▶ _To do_:
A. Render this sentence from the comment thread on airport searches in Spanish: "A few thousand nearly-empty airplanes and the airlines will be screaming."
B. Write the next part of the comment thread on airport searches, picking up after its final sentence.

▶ _Provided text_:
Why I have done, and suggest more to do, call the airline and set up a reservation. Just before you give the payment info, ask the agent if the airline can guarantee there will be no interference from the aforementioned thugs. If the answer is “no,” just cancel.
Another fun trick to is reserve a ticket that has full refund. [first class is best] About three or four days before the scheduled flight...CANCEL!!! Tell the airline your reason [TSA a******* probers].
A few thousand nearly-empty airplanes and the airlines will be screaming.
BigGuy | Feb 20, 2011 | Reply
You’re all pathetic, what are you willing to do about it besides run to the phone to call your CONgress parasite or the ACLU. What are you going to do about it? For starters, why not have a National Strike Day this April 15th. Don’t pay your taxes. Things will progress from there. Problem is you all think you have too much still to lose. Still holding out hope you can raise the FICO.
david | Mar 6, 2011 | Reply
Hey “Dexter;”
you say “flying is a privilege, not a right”?
I love these armchair-attorneys who try to lecture us on what rights we DON’T have; Stalin referred to your type as “useful idiots.”
Apparently you get a little orgasm of power out of it.
If you cared to attend law school, you’d realize that travel IS a right; and the fact is that not many people have their own private JET that they can fly around the US or the world.
And even where alternative means of transportation exists, they are MUCH slower, equating to an infringement of basic liberty by requiring such searches as a condition of getting on a plane.
Airlines also do not have the right to require passengers to submit to such invasive searches, since that’s a “contrace of adhesion” when it restricts a basic necessity, and no reasonable alternatives are available.

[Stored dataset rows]

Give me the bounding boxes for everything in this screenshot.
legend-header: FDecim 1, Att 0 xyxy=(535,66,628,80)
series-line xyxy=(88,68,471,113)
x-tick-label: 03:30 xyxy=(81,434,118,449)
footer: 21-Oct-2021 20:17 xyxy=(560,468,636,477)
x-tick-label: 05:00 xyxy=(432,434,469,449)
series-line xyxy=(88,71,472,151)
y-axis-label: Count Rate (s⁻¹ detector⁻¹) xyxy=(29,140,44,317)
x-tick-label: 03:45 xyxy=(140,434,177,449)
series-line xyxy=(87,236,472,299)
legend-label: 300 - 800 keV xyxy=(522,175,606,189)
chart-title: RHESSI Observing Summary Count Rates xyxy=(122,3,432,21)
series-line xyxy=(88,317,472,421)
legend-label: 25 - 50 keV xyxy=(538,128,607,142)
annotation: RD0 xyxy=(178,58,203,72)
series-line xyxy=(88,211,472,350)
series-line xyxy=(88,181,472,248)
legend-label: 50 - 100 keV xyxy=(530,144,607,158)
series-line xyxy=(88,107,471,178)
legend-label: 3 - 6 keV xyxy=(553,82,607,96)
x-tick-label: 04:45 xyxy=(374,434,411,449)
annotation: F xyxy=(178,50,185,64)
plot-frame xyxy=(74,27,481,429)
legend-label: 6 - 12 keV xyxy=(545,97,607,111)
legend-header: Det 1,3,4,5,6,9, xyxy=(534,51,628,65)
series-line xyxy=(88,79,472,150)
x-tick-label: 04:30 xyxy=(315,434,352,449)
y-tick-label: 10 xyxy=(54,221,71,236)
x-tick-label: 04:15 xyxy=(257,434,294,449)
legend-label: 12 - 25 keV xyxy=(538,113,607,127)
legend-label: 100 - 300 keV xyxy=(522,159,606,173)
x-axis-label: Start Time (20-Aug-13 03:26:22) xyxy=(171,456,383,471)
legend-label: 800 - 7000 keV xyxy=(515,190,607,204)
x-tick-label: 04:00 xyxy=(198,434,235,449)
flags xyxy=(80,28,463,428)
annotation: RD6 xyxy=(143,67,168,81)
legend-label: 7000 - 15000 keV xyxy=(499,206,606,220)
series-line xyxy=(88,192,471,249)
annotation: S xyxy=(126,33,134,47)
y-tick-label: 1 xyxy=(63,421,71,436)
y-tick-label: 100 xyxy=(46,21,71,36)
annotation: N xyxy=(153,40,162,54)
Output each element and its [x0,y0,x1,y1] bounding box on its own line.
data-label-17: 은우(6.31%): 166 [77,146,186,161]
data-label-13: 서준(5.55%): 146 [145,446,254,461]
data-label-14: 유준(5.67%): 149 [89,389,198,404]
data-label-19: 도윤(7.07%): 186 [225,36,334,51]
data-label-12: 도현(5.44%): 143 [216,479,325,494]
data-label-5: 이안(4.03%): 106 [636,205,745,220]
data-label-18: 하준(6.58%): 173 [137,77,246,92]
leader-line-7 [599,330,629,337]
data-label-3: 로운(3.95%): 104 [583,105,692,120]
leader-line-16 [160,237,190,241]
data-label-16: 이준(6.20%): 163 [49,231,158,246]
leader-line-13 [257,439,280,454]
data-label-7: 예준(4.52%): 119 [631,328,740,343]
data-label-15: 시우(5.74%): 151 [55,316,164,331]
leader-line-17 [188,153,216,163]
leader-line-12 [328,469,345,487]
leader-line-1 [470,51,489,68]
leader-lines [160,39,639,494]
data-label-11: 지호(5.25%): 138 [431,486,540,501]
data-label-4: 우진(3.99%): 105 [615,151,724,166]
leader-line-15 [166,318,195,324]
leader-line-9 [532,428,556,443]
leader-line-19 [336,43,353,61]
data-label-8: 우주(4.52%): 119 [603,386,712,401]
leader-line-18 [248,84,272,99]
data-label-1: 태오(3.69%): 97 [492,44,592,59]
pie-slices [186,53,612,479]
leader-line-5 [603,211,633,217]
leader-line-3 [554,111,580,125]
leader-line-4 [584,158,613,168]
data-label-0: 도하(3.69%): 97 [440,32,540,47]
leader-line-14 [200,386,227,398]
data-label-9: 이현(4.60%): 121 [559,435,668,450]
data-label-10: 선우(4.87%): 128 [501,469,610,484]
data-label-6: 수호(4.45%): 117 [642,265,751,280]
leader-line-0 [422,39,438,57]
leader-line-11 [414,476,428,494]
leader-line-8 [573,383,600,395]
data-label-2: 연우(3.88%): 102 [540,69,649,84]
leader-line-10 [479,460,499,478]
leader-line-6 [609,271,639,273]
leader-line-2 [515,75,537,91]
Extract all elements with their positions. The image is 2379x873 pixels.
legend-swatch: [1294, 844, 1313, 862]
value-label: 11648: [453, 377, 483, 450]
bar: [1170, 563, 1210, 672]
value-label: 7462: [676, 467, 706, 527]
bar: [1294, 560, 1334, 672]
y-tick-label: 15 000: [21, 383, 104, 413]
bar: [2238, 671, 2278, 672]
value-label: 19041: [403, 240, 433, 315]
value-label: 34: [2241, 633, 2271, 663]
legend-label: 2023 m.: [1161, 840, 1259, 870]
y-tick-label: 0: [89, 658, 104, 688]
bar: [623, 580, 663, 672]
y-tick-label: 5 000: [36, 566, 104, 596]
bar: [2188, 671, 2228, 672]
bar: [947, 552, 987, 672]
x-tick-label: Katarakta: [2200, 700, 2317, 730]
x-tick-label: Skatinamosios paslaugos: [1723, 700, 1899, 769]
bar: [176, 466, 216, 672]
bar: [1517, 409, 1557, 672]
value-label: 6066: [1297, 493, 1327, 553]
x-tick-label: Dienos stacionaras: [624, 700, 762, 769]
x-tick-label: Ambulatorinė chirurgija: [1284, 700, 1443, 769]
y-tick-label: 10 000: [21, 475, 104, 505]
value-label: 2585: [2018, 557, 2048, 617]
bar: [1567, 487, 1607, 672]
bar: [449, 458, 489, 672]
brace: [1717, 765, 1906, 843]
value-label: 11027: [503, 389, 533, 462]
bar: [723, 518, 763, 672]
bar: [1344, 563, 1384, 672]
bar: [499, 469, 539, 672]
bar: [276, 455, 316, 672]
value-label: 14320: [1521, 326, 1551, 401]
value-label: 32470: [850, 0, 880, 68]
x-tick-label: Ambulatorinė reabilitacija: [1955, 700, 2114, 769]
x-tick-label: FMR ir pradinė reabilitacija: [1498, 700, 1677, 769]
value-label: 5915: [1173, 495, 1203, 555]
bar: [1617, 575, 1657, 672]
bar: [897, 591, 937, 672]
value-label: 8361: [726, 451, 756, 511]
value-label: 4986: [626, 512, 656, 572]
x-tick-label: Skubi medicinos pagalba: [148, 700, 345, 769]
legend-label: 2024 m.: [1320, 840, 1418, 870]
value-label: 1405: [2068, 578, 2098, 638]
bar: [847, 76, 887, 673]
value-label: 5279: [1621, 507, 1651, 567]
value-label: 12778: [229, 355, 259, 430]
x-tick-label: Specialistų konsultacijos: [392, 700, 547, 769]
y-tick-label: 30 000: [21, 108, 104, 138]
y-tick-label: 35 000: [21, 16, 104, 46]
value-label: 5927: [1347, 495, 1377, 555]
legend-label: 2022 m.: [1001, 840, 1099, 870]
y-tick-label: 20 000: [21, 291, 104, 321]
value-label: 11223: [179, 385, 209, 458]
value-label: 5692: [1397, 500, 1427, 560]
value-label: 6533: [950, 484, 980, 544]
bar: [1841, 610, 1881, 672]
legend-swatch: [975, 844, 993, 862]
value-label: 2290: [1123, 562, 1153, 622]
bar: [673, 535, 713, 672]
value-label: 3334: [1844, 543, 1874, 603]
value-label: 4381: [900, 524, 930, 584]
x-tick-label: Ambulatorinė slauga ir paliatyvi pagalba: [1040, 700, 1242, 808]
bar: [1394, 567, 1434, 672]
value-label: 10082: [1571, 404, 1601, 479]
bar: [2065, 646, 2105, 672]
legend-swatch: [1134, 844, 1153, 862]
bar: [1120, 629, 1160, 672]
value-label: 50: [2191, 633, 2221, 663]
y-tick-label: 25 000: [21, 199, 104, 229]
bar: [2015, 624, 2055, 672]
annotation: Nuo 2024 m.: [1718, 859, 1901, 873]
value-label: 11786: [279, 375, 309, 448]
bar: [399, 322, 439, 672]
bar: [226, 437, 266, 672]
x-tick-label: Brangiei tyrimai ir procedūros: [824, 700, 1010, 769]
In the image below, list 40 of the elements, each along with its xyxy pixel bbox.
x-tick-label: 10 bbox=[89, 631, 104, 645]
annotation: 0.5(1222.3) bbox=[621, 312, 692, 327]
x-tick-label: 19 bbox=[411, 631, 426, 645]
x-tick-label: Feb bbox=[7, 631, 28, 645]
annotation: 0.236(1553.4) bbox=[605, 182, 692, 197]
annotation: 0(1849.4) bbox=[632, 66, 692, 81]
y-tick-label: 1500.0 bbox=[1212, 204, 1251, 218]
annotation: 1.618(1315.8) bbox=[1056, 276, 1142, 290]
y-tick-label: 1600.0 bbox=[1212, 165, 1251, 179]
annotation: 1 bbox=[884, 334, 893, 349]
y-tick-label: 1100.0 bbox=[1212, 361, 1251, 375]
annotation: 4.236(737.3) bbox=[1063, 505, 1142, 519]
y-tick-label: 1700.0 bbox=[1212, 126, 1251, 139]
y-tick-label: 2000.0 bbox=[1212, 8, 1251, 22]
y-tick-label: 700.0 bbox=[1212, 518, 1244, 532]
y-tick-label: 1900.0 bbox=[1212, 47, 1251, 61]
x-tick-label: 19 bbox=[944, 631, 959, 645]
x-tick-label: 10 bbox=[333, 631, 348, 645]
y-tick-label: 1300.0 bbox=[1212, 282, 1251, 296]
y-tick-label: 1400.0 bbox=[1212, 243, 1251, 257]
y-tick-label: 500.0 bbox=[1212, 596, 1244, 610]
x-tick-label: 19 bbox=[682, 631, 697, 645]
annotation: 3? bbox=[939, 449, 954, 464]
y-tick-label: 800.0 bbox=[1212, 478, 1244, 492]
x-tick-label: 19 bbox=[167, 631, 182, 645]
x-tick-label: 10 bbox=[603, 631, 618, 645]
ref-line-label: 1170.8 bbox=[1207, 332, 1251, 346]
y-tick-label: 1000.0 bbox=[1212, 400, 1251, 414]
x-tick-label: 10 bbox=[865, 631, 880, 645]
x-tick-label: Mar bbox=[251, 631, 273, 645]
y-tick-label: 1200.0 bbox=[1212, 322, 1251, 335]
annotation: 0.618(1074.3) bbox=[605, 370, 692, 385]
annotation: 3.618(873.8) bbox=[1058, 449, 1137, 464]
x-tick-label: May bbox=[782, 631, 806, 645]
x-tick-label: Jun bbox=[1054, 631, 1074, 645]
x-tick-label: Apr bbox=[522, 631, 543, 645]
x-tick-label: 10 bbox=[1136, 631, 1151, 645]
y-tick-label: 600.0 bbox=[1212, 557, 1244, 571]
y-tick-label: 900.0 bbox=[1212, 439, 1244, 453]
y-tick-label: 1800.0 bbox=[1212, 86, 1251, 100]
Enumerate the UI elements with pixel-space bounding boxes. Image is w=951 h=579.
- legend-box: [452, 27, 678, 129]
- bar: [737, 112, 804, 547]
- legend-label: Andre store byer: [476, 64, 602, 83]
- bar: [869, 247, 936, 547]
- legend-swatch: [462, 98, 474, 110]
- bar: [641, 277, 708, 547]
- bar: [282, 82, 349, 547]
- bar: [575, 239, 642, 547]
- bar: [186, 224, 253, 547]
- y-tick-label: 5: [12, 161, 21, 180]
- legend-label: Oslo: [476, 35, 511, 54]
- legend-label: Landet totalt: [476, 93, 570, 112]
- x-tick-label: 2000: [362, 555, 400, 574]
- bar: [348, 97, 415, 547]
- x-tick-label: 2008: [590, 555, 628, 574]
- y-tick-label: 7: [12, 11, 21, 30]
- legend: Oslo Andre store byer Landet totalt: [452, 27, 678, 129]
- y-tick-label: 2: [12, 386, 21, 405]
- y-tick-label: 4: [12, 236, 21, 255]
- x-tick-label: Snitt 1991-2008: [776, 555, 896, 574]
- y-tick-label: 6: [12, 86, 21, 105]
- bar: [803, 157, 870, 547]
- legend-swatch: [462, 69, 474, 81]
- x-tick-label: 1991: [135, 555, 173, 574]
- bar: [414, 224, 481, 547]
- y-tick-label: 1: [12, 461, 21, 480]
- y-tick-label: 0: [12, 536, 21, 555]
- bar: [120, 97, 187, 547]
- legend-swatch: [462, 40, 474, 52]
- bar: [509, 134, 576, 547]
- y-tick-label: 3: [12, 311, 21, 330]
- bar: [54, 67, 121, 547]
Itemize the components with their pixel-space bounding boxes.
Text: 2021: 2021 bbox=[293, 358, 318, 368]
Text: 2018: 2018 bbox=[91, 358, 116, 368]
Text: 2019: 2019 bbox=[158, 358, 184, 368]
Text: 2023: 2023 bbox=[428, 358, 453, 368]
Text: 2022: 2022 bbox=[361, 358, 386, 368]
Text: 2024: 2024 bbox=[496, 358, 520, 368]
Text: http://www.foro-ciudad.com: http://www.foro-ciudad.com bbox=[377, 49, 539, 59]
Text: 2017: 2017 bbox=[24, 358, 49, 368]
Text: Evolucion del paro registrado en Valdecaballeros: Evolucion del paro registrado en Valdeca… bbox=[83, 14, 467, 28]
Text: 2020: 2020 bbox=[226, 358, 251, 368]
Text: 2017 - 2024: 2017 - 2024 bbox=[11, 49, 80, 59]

▶ _Answers to this exercise_:
A. Unos cuantos miles de aviones casi vacíos y las aerolíneas estarán gritando.

B.
Therefore, these searches are NOT voluntary or consensual, and are therefore a violation of basic constitutional protections.
The problem is that none of these people are have the knowledge to file a federal lawsuit, or that most attorneys are too wimpy to take on the federal government.
That’s why I urge everyone to go to my website, and participate in the lawsuit to STOP THE in-TSA-nity!
Brad Anderson | Apr 16, 2011 | Reply
Take the Greyhound then.
Mike | May 25, 2011 | Reply
The right to travel is fundamental. It is not a priviledge. Further, “public” air travel is mostly not public. The airlines are private, and most airports are owned by municipalities, counties, states, or are their own jurisdiction. Air travel is not a service provided by the federal government.
The TSA is not acting as agents of these organizations, but is instead imposed. It’s no different than if the TSA set up a checkpoint on the sidewalk you own in front of your house under the pretense that it’s a public sidewalk.
There was a time when the only alternative to tyranny was revolution. Fortunately for us, that’s no longer true, as we are not married to the land the way our anscestors were. The simpler solution when voting doesn’t work, is to vote with your feet by expatriating.
Steve E | Jun 8, 2011 | Reply
“The simpler solution when voting doesn’t work, is to vote with your feet by expatriating.”
Run away? Just let them have America? Really? And where to go? How many countries are friendly to Americans (and not just their money)? And how many will be left if this continues. There would be no safe place on the planet for liberty-loving individuals if we abdicate our nation just because you don’t think “revolution” is either effective or desired in the 21st Century. And you’re wrong about Americans not being “married to the land” – we are Americans, we are proud of our heritage, and WE WANT OUR COUNTRY BACK!
Not leaving.
Falcon | Jul 3, 2011 | Reply
According to Tourism companies, the TSA is responsible for the loss of as much as 60% of tourist arrivals since their inception.
This is no longer a matter of simply civil liberties, now they are bankrupting the tourist economy of the US, just as the Gestapo did in the USSR.
Over-Regulation of INDIVIDUALS (NOT Corporations) is bankrupting this country and the TSA is one more example of that.